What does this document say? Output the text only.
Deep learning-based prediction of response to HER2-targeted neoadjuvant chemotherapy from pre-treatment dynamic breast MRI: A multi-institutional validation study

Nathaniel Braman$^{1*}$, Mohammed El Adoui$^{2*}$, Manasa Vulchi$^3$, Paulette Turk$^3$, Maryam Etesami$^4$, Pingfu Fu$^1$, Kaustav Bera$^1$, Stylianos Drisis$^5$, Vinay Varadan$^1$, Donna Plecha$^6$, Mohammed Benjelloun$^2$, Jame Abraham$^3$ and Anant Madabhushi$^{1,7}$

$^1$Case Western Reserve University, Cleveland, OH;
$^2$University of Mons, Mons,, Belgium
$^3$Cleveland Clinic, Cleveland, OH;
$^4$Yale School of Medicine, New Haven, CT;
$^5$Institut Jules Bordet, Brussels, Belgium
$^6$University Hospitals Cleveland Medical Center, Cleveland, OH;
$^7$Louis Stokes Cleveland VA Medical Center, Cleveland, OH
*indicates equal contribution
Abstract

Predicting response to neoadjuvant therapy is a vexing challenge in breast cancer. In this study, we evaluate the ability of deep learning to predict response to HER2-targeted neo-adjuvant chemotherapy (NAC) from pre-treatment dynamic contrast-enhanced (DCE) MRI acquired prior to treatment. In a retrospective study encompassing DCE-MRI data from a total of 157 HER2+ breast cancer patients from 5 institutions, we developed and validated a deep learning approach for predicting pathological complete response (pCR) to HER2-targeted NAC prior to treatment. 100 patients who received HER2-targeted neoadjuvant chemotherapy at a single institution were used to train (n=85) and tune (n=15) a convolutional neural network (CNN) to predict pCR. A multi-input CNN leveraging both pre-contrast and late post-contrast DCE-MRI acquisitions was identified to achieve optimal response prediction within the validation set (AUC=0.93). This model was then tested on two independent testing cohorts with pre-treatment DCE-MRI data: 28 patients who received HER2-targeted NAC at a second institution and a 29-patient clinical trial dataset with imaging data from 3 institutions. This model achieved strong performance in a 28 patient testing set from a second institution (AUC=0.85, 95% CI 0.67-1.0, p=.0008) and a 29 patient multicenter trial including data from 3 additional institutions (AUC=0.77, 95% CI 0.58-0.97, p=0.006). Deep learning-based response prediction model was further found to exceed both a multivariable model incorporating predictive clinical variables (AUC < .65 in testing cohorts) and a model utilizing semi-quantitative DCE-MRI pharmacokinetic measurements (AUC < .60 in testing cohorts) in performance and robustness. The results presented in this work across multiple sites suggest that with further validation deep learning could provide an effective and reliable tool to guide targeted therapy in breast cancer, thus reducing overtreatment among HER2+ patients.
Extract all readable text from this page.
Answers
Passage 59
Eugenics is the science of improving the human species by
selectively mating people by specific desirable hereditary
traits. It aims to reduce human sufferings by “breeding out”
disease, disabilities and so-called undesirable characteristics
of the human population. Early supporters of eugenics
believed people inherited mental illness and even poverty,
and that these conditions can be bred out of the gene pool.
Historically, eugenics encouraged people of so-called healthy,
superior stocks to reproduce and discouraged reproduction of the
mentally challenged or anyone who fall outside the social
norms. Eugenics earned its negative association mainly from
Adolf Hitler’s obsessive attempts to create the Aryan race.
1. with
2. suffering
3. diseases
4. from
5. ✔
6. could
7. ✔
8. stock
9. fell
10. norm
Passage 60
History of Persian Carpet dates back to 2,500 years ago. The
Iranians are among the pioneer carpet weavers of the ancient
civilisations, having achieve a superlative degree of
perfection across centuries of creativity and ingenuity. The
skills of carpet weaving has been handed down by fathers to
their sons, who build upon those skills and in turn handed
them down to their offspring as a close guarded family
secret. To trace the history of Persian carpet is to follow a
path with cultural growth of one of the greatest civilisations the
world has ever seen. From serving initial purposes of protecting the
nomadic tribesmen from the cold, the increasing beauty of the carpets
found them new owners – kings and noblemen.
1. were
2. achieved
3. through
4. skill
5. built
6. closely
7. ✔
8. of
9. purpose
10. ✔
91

## Exercise goal
All entries must be repeated verbatim.

## Answer space
What does this document say? Output the text only.
Deep learning-based prediction of response to HER2-targeted neoadjuvant chemotherapy from pre-treatment dynamic breast MRI: A multi-institutional validation study

Nathaniel Braman$^{1*}$, Mohammed El Adoui$^{2*}$, Manasa Vulchi$^3$, Paulette Turk$^3$, Maryam Etesami$^4$, Pingfu Fu$^1$, Kaustav Bera$^1$, Stylianos Drisis$^5$, Vinay Varadan$^1$, Donna Plecha$^6$, Mohammed Benjelloun$^2$, Jame Abraham$^3$ and Anant Madabhushi$^{1,7}$

$^1$Case Western Reserve University, Cleveland, OH;
$^2$University of Mons, Mons,, Belgium
$^3$Cleveland Clinic, Cleveland, OH;
$^4$Yale School of Medicine, New Haven, CT;
$^5$Institut Jules Bordet, Brussels, Belgium
$^6$University Hospitals Cleveland Medical Center, Cleveland, OH;
$^7$Louis Stokes Cleveland VA Medical Center, Cleveland, OH
*indicates equal contribution
Abstract

Predicting response to neoadjuvant therapy is a vexing challenge in breast cancer. In this study, we evaluate the ability of deep learning to predict response to HER2-targeted neo-adjuvant chemotherapy (NAC) from pre-treatment dynamic contrast-enhanced (DCE) MRI acquired prior to treatment. In a retrospective study encompassing DCE-MRI data from a total of 157 HER2+ breast cancer patients from 5 institutions, we developed and validated a deep learning approach for predicting pathological complete response (pCR) to HER2-targeted NAC prior to treatment. 100 patients who received HER2-targeted neoadjuvant chemotherapy at a single institution were used to train (n=85) and tune (n=15) a convolutional neural network (CNN) to predict pCR. A multi-input CNN leveraging both pre-contrast and late post-contrast DCE-MRI acquisitions was identified to achieve optimal response prediction within the validation set (AUC=0.93). This model was then tested on two independent testing cohorts with pre-treatment DCE-MRI data: 28 patients who received HER2-targeted NAC at a second institution and a 29-patient clinical trial dataset with imaging data from 3 institutions. This model achieved strong performance in a 28 patient testing set from a second institution (AUC=0.85, 95% CI 0.67-1.0, p=.0008) and a 29 patient multicenter trial including data from 3 additional institutions (AUC=0.77, 95% CI 0.58-0.97, p=0.006). Deep learning-based response prediction model was further found to exceed both a multivariable model incorporating predictive clinical variables (AUC < .65 in testing cohorts) and a model utilizing semi-quantitative DCE-MRI pharmacokinetic measurements (AUC < .60 in testing cohorts) in performance and robustness. The results presented in this work across multiple sites suggest that with further validation deep learning could provide an effective and reliable tool to guide targeted therapy in breast cancer, thus reducing overtreatment among HER2+ patients.
Extract all readable text from this page.
Answers
Passage 59
Eugenics is the science of improving the human species by
selectively mating people by specific desirable hereditary
traits. It aims to reduce human sufferings by “breeding out”
disease, disabilities and so-called undesirable characteristics
of the human population. Early supporters of eugenics
believed people inherited mental illness and even poverty,
and that these conditions can be bred out of the gene pool.
Historically, eugenics encouraged people of so-called healthy,
superior stocks to reproduce and discouraged reproduction of the
mentally challenged or anyone who fall outside the social
norms. Eugenics earned its negative association mainly from
Adolf Hitler’s obsessive attempts to create the Aryan race.
1. with
2. suffering
3. diseases
4. from
5. ✔
6. could
7. ✔
8. stock
9. fell
10. norm
Passage 60
History of Persian Carpet dates back to 2,500 years ago. The
Iranians are among the pioneer carpet weavers of the ancient
civilisations, having achieve a superlative degree of
perfection across centuries of creativity and ingenuity. The
skills of carpet weaving has been handed down by fathers to
their sons, who build upon those skills and in turn handed
them down to their offspring as a close guarded family
secret. To trace the history of Persian carpet is to follow a
path with cultural growth of one of the greatest civilisations the
world has ever seen. From serving initial purposes of protecting the
nomadic tribesmen from the cold, the increasing beauty of the carpets
found them new owners – kings and noblemen.
1. were
2. achieved
3. through
4. skill
5. built
6. closely
7. ✔
8. of
9. purpose
10. ✔
91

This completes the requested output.